WHAT THE TASK REQUIRES: Make an exact copy of the entries below with the pictures removed.

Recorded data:

__________

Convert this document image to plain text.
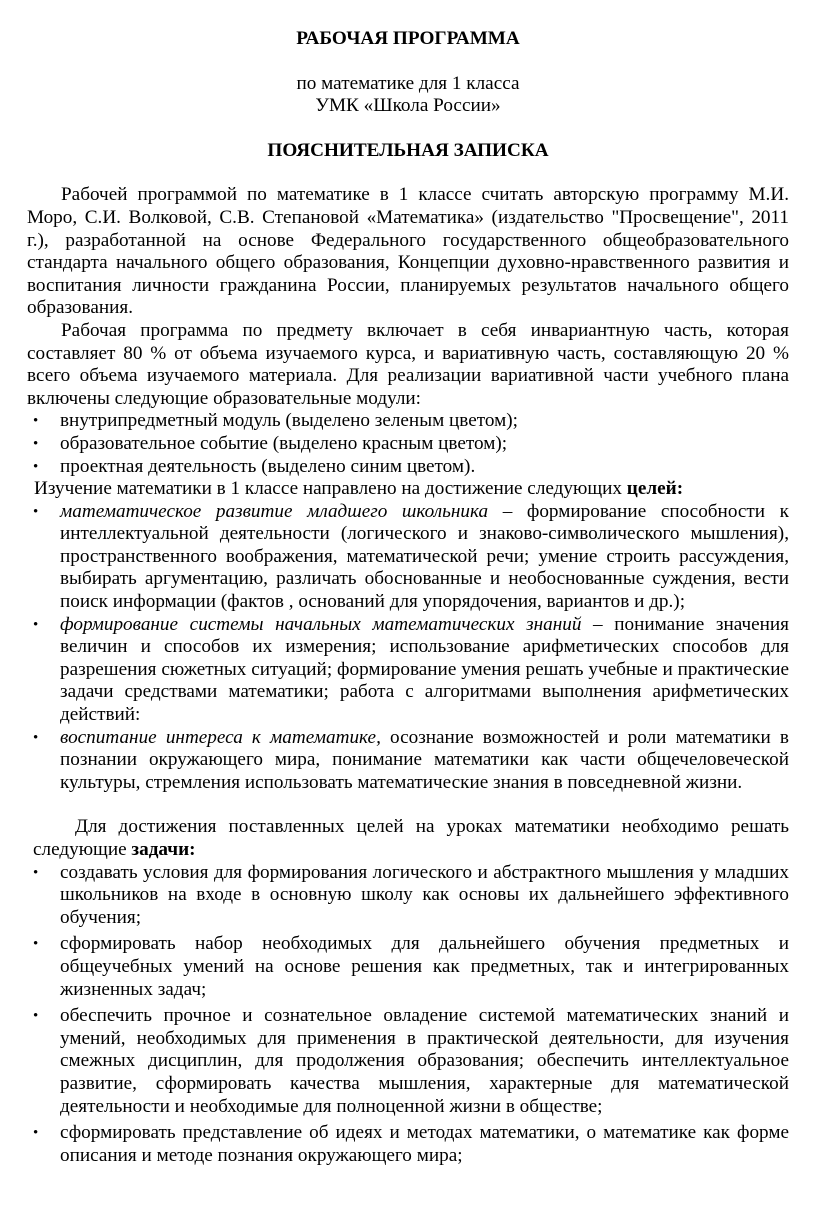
РАБОЧАЯ ПРОГРАММА
по математике для 1 класса
УМК «Школа России»
ПОЯСНИТЕЛЬНАЯ ЗАПИСКА

Рабочей программой по математике в 1 классе считать авторскую программу М.И. Моро, С.И. Волковой, С.В. Степановой «Математика» (издательство "Просвещение", 2011 г.), разработанной на основе Федерального государственного общеобразовательного стандарта начального общего образования, Концепции духовно-нравственного развития и воспитания личности гражданина России, планируемых результатов начального общего образования.

Рабочая программа по предмету включает в себя инвариантную часть, которая составляет 80 % от объема изучаемого курса, и вариативную часть, составляющую 20 % всего объема изучаемого материала. Для реализации вариативной части учебного плана включены следующие образовательные модули:

• внутрипредметный модуль (выделено зеленым цветом);
• образовательное событие (выделено красным цветом);
• проектная деятельность (выделено синим цветом).

Изучение математики в 1 классе направлено на достижение следующих целей:

• математическое развитие младшего школьника – формирование способности к интеллектуальной деятельности (логического и знаково-символического мышления), пространственного воображения, математической речи; умение строить рассуждения, выбирать аргументацию, различать обоснованные и необоснованные суждения, вести поиск информации (фактов , оснований для упорядочения, вариантов и др.);
• формирование системы начальных математических знаний – понимание значения величин и способов их измерения; использование арифметических способов для разрешения сюжетных ситуаций; формирование умения решать учебные и практические задачи средствами математики; работа с алгоритмами выполнения арифметических действий:
• воспитание интереса к математике, осознание возможностей и роли математики в познании окружающего мира, понимание математики как части общечеловеческой культуры, стремления использовать математические знания в повседневной жизни.

Для достижения поставленных целей на уроках математики необходимо решать

следующие задачи:

• создавать условия для формирования логического и абстрактного мышления у младших школьников на входе в основную школу как основы их дальнейшего эффективного обучения;
• сформировать набор необходимых для дальнейшего обучения предметных и общеучебных умений на основе решения как предметных, так и интегрированных жизненных задач;
• обеспечить прочное и сознательное овладение системой математических знаний и умений, необходимых для применения в практической деятельности, для изучения смежных дисциплин, для продолжения образования; обеспечить интеллектуальное развитие, сформировать качества мышления, характерные для математической деятельности и необходимые для полноценной жизни в обществе;
• сформировать представление об идеях и методах математики, о математике как форме описания и методе познания окружающего мира;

__________

OUTPUT OF THE TASK:
Convert this document image to plain text.
РАБОЧАЯ ПРОГРАММА
по математике для 1 класса
УМК «Школа России»
ПОЯСНИТЕЛЬНАЯ ЗАПИСКА

Рабочей программой по математике в 1 классе считать авторскую программу М.И. Моро, С.И. Волковой, С.В. Степановой «Математика» (издательство "Просвещение", 2011 г.), разработанной на основе Федерального государственного общеобразовательного стандарта начального общего образования, Концепции духовно-нравственного развития и воспитания личности гражданина России, планируемых результатов начального общего образования.

Рабочая программа по предмету включает в себя инвариантную часть, которая составляет 80 % от объема изучаемого курса, и вариативную часть, составляющую 20 % всего объема изучаемого материала. Для реализации вариативной части учебного плана включены следующие образовательные модули:

• внутрипредметный модуль (выделено зеленым цветом);
• образовательное событие (выделено красным цветом);
• проектная деятельность (выделено синим цветом).

Изучение математики в 1 классе направлено на достижение следующих целей:

• математическое развитие младшего школьника – формирование способности к интеллектуальной деятельности (логического и знаково-символического мышления), пространственного воображения, математической речи; умение строить рассуждения, выбирать аргументацию, различать обоснованные и необоснованные суждения, вести поиск информации (фактов , оснований для упорядочения, вариантов и др.);
• формирование системы начальных математических знаний – понимание значения величин и способов их измерения; использование арифметических способов для разрешения сюжетных ситуаций; формирование умения решать учебные и практические задачи средствами математики; работа с алгоритмами выполнения арифметических действий:
• воспитание интереса к математике, осознание возможностей и роли математики в познании окружающего мира, понимание математики как части общечеловеческой культуры, стремления использовать математические знания в повседневной жизни.

Для достижения поставленных целей на уроках математики необходимо решать

следующие задачи:

• создавать условия для формирования логического и абстрактного мышления у младших школьников на входе в основную школу как основы их дальнейшего эффективного обучения;
• сформировать набор необходимых для дальнейшего обучения предметных и общеучебных умений на основе решения как предметных, так и интегрированных жизненных задач;
• обеспечить прочное и сознательное овладение системой математических знаний и умений, необходимых для применения в практической деятельности, для изучения смежных дисциплин, для продолжения образования; обеспечить интеллектуальное развитие, сформировать качества мышления, характерные для математической деятельности и необходимые для полноценной жизни в обществе;
• сформировать представление об идеях и методах математики, о математике как форме описания и методе познания окружающего мира;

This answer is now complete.